▶ RECORD EXCERPTS:
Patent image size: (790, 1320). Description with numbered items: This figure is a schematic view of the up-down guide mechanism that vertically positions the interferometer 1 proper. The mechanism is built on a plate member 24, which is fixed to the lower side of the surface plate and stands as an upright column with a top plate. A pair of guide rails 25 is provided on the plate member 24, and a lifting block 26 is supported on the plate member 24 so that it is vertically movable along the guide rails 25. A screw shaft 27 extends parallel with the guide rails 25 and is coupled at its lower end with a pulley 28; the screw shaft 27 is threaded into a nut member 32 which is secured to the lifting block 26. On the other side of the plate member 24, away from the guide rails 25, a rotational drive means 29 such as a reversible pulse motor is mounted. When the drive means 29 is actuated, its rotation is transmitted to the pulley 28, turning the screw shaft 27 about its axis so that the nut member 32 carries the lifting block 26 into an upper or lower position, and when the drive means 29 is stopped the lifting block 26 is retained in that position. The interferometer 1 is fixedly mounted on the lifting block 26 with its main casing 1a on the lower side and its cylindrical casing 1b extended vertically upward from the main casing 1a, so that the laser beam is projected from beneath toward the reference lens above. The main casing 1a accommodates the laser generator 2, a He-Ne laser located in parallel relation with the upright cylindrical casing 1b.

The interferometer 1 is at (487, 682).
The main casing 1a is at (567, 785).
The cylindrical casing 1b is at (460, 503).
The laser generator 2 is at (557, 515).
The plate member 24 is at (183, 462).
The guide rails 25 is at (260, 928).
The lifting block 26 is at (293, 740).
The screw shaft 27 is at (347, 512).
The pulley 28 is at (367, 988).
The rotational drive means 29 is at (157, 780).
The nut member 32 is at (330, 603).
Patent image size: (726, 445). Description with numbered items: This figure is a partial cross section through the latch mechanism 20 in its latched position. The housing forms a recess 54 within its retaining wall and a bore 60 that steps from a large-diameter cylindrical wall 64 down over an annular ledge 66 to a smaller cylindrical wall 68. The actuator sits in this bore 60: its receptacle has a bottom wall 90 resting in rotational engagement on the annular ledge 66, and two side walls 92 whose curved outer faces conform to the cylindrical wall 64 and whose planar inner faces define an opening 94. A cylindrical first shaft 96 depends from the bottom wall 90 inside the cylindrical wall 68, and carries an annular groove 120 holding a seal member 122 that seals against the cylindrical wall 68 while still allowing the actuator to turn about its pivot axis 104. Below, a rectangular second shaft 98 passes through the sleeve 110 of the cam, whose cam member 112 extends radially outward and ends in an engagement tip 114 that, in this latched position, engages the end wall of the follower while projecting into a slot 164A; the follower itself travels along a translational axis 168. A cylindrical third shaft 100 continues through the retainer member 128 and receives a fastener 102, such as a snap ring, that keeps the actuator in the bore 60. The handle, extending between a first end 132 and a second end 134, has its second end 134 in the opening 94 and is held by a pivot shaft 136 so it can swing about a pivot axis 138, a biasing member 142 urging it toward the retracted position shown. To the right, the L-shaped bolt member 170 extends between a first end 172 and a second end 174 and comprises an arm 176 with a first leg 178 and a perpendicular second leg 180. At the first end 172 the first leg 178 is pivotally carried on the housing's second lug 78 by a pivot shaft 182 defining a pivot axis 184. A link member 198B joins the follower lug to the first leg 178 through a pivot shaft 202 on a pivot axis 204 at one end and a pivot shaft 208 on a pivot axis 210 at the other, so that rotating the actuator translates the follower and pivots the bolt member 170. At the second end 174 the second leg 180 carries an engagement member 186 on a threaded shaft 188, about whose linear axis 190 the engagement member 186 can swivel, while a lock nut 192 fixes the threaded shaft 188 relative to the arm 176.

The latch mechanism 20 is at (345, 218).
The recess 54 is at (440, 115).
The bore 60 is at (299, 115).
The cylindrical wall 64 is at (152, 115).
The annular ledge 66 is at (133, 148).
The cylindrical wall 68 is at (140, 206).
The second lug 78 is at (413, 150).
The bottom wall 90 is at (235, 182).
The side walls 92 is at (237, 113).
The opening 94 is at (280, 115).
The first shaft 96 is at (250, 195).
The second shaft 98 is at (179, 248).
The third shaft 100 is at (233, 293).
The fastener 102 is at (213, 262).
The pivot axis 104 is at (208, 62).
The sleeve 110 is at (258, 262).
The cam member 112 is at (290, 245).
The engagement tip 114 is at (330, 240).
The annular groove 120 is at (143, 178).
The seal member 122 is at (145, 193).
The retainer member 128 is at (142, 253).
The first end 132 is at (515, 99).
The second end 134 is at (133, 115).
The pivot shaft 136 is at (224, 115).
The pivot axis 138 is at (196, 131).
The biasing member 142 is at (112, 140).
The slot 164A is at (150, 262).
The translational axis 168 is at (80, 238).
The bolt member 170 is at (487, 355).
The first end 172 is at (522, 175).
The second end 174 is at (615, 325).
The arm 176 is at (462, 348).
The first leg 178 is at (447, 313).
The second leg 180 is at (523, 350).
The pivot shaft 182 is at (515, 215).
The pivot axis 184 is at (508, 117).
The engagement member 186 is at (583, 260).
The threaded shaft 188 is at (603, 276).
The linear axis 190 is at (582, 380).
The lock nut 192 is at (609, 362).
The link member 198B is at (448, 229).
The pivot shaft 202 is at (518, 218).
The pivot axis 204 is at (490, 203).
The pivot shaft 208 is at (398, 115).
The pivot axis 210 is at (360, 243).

▶ GOAL: Collect every line above that contains the word "lifting".

▶ RESULT OF THE EXERCISE:
Patent image size: (790, 1320). Description with numbered items: This figure is a schematic view of the up-down guide mechanism that vertically positions the interferometer 1 proper. The mechanism is built on a plate member 24, which is fixed to the lower side of the surface plate and stands as an upright column with a top plate. A pair of guide rails 25 is provided on the plate member 24, and a lifting block 26 is supported on the plate member 24 so that it is vertically movable along the guide rails 25. A screw shaft 27 extends parallel with the guide rails 25 and is coupled at its lower end with a pulley 28; the screw shaft 27 is threaded into a nut member 32 which is secured to the lifting block 26. On the other side of the plate member 24, away from the guide rails 25, a rotational drive means 29 such as a reversible pulse motor is mounted. When the drive means 29 is actuated, its rotation is transmitted to the pulley 28, turning the screw shaft 27 about its axis so that the nut member 32 carries the lifting block 26 into an upper or lower position, and when the drive means 29 is stopped the lifting block 26 is retained in that position. The interferometer 1 is fixedly mounted on the lifting block 26 with its main casing 1a on the lower side and its cylindrical casing 1b extended vertically upward from the main casing 1a, so that the laser beam is projected from beneath toward the reference lens above. The main casing 1a accommodates the laser generator 2, a He-Ne laser located in parallel relation with the upright cylindrical casing 1b.
The lifting block 26 is at (293, 740).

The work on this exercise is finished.